Give the number of lines in the material below that contain the word "more". No other content is needed.
-------------------------
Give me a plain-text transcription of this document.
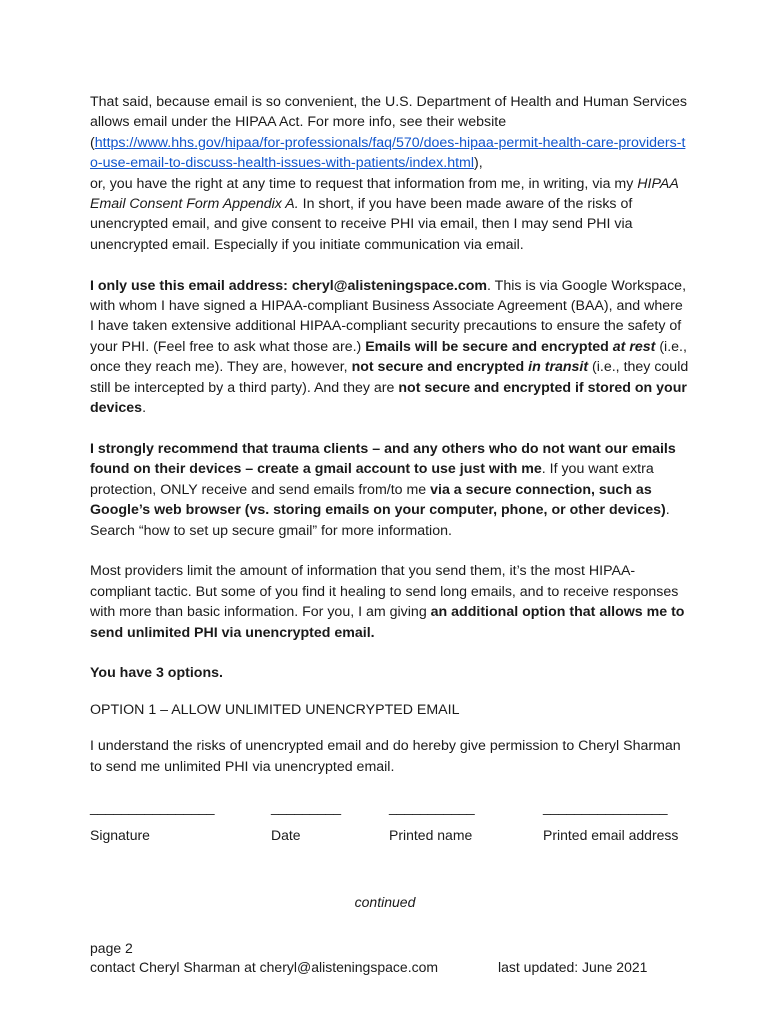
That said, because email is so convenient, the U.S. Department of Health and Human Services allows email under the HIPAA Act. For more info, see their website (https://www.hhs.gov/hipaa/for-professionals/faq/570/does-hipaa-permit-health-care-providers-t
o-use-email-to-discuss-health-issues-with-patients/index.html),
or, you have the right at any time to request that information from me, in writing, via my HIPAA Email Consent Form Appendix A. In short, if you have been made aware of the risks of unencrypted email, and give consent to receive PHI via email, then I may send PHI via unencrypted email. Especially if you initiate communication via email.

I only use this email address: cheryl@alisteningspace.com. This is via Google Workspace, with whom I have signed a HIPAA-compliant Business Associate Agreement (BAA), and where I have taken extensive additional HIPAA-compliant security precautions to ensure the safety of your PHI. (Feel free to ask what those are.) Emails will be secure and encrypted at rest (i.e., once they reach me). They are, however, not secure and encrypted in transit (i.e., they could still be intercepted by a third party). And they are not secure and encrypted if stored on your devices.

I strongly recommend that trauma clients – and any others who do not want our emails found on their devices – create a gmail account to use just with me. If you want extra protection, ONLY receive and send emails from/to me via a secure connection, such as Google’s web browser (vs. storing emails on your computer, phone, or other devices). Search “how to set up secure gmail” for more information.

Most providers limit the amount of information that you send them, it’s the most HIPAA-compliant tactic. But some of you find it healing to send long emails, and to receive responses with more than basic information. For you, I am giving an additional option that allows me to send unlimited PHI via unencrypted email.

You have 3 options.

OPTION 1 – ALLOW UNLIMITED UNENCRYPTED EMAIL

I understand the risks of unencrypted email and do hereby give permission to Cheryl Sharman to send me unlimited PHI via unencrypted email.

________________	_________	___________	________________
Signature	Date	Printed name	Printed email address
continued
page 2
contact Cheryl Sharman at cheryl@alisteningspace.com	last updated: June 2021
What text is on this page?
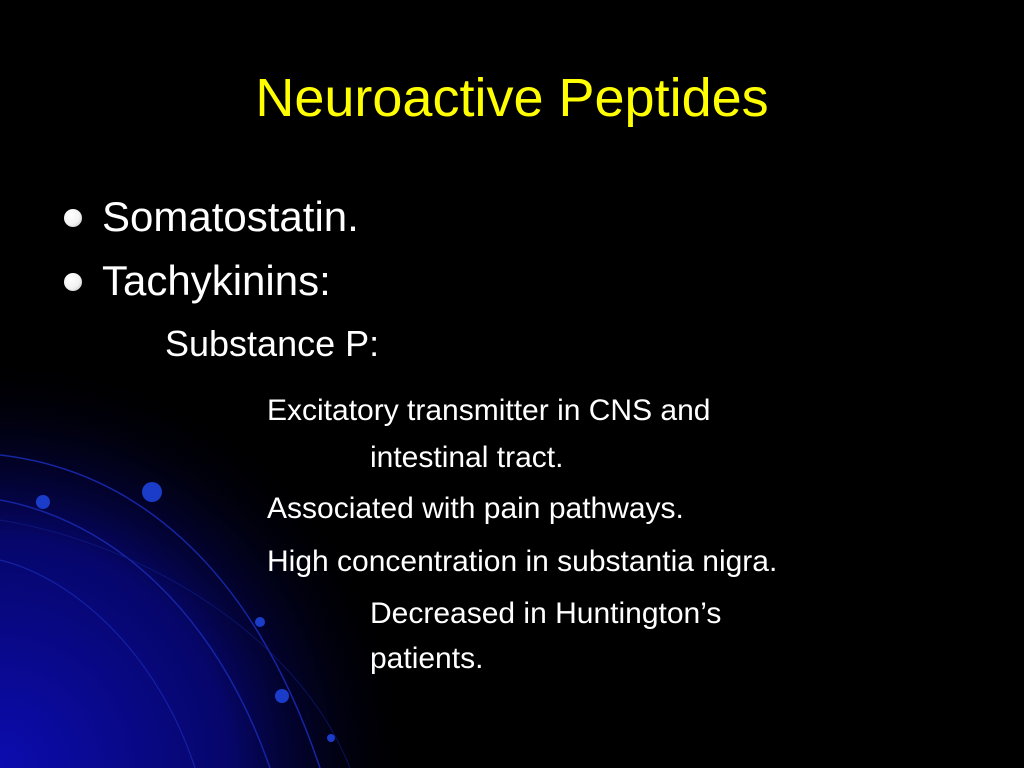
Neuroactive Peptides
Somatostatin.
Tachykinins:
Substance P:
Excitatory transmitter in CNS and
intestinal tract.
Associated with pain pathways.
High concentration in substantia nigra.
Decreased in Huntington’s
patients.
-------------------------
- Task result -
3